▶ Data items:
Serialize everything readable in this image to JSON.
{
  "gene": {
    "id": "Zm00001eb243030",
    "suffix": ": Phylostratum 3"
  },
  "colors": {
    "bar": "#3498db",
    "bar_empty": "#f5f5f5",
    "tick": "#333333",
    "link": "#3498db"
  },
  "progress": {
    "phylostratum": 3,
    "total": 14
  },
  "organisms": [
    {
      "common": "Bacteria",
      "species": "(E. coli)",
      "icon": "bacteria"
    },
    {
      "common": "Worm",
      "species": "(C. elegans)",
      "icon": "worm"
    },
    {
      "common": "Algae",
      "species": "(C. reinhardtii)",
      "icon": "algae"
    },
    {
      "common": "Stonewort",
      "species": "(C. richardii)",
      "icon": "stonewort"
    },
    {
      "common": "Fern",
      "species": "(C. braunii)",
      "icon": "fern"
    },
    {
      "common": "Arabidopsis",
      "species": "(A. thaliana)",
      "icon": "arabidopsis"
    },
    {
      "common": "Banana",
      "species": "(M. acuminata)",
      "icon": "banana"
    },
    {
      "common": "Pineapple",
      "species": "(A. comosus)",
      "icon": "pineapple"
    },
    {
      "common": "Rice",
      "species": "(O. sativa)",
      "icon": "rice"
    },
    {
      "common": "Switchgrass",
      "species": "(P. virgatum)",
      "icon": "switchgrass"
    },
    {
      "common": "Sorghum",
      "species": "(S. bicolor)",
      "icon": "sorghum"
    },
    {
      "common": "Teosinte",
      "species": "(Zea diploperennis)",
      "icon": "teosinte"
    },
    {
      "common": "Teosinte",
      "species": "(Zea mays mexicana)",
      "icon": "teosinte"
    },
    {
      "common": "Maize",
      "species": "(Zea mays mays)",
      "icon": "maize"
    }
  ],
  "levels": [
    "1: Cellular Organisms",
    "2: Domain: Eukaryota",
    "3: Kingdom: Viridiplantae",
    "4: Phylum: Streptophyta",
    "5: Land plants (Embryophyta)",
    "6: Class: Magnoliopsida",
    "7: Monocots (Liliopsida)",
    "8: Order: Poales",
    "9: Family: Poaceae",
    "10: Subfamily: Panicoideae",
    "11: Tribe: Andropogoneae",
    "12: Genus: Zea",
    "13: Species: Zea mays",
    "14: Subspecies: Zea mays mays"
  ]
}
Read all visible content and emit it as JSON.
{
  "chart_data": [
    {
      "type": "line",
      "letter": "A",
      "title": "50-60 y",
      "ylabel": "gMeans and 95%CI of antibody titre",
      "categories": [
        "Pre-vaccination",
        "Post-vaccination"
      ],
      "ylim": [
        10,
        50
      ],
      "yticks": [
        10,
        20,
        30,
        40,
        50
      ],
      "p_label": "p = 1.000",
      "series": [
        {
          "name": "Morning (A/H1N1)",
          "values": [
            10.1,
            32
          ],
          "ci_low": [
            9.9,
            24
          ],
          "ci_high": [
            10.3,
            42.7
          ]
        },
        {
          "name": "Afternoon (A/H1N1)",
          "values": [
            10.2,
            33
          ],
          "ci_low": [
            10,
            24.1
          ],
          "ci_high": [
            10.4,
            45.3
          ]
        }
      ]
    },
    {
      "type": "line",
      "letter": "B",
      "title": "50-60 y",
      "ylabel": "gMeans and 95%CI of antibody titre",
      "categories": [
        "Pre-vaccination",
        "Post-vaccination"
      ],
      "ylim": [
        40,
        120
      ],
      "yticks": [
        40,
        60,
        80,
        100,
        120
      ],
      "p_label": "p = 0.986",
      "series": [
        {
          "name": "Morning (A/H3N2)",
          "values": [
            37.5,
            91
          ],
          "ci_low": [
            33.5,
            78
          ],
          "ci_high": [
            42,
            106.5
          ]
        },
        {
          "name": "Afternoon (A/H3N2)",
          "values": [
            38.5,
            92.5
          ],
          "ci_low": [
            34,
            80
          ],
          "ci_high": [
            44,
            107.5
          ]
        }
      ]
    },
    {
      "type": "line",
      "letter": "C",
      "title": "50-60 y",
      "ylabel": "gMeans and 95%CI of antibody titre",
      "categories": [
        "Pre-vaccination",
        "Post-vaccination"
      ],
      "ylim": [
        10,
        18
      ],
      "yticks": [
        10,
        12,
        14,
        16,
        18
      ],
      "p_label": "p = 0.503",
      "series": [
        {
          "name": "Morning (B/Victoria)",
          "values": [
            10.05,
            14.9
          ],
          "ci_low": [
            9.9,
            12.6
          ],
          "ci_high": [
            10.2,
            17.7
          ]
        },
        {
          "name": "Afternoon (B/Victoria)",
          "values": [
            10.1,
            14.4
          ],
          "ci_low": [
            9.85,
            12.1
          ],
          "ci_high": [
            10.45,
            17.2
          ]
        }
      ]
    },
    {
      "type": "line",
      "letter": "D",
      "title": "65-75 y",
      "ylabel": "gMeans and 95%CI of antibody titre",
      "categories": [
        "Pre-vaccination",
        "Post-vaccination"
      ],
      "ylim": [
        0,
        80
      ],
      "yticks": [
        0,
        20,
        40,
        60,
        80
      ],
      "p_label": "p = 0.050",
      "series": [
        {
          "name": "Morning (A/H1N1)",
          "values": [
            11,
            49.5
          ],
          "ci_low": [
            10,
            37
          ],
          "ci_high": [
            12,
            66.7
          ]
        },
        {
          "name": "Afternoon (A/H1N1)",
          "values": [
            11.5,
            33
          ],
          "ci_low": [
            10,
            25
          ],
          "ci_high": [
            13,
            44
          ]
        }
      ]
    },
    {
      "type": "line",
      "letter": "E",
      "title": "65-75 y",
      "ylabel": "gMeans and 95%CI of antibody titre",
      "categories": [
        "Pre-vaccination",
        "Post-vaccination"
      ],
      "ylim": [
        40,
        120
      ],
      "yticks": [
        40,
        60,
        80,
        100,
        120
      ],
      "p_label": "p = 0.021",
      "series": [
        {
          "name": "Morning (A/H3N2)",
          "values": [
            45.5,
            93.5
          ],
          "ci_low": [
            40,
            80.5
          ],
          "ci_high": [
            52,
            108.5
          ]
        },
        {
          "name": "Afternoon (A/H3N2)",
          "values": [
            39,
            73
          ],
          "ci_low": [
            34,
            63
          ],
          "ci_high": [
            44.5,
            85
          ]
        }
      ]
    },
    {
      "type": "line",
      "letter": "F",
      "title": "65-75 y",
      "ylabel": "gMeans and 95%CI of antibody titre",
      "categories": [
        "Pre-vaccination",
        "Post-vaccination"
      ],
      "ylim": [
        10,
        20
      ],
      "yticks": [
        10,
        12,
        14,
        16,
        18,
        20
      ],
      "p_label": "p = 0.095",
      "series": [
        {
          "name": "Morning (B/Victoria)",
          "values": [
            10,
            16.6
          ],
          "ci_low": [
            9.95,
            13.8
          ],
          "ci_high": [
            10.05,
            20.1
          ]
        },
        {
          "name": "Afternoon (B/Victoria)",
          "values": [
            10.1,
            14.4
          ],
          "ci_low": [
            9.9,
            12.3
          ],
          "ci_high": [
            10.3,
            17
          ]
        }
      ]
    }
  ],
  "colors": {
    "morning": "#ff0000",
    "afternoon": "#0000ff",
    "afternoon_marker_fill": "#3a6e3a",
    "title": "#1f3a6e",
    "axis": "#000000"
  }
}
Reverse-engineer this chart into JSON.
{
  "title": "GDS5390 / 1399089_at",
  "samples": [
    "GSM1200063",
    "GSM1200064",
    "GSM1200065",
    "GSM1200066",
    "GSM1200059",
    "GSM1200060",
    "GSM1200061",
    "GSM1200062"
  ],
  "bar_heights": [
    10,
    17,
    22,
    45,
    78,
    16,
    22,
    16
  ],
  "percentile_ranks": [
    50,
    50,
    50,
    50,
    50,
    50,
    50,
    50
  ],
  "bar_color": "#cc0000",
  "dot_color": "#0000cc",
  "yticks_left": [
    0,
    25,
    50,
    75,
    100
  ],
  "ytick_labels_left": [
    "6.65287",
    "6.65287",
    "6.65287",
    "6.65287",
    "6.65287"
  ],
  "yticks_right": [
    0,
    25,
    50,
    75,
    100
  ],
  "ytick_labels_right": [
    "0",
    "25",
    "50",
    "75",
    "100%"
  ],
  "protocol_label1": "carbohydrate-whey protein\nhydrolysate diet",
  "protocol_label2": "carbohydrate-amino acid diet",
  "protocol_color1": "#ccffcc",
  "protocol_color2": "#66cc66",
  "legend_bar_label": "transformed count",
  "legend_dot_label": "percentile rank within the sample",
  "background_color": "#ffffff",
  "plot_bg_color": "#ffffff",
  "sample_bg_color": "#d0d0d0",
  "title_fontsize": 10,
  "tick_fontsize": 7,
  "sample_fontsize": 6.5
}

▶ TASK REQUIREMENTS: Give back, exactly and with nothing added, the lines from the line containing "Reverse-engineer this chart into JSON." through the final line of the records above, both of them included.

▶ REPLY TO THE TASK:
Reverse-engineer this chart into JSON.
{
  "title": "GDS5390 / 1399089_at",
  "samples": [
    "GSM1200063",
    "GSM1200064",
    "GSM1200065",
    "GSM1200066",
    "GSM1200059",
    "GSM1200060",
    "GSM1200061",
    "GSM1200062"
  ],
  "bar_heights": [
    10,
    17,
    22,
    45,
    78,
    16,
    22,
    16
  ],
  "percentile_ranks": [
    50,
    50,
    50,
    50,
    50,
    50,
    50,
    50
  ],
  "bar_color": "#cc0000",
  "dot_color": "#0000cc",
  "yticks_left": [
    0,
    25,
    50,
    75,
    100
  ],
  "ytick_labels_left": [
    "6.65287",
    "6.65287",
    "6.65287",
    "6.65287",
    "6.65287"
  ],
  "yticks_right": [
    0,
    25,
    50,
    75,
    100
  ],
  "ytick_labels_right": [
    "0",
    "25",
    "50",
    "75",
    "100%"
  ],
  "protocol_label1": "carbohydrate-whey protein\nhydrolysate diet",
  "protocol_label2": "carbohydrate-amino acid diet",
  "protocol_color1": "#ccffcc",
  "protocol_color2": "#66cc66",
  "legend_bar_label": "transformed count",
  "legend_dot_label": "percentile rank within the sample",
  "background_color": "#ffffff",
  "plot_bg_color": "#ffffff",
  "sample_bg_color": "#d0d0d0",
  "title_fontsize": 10,
  "tick_fontsize": 7,
  "sample_fontsize": 6.5
}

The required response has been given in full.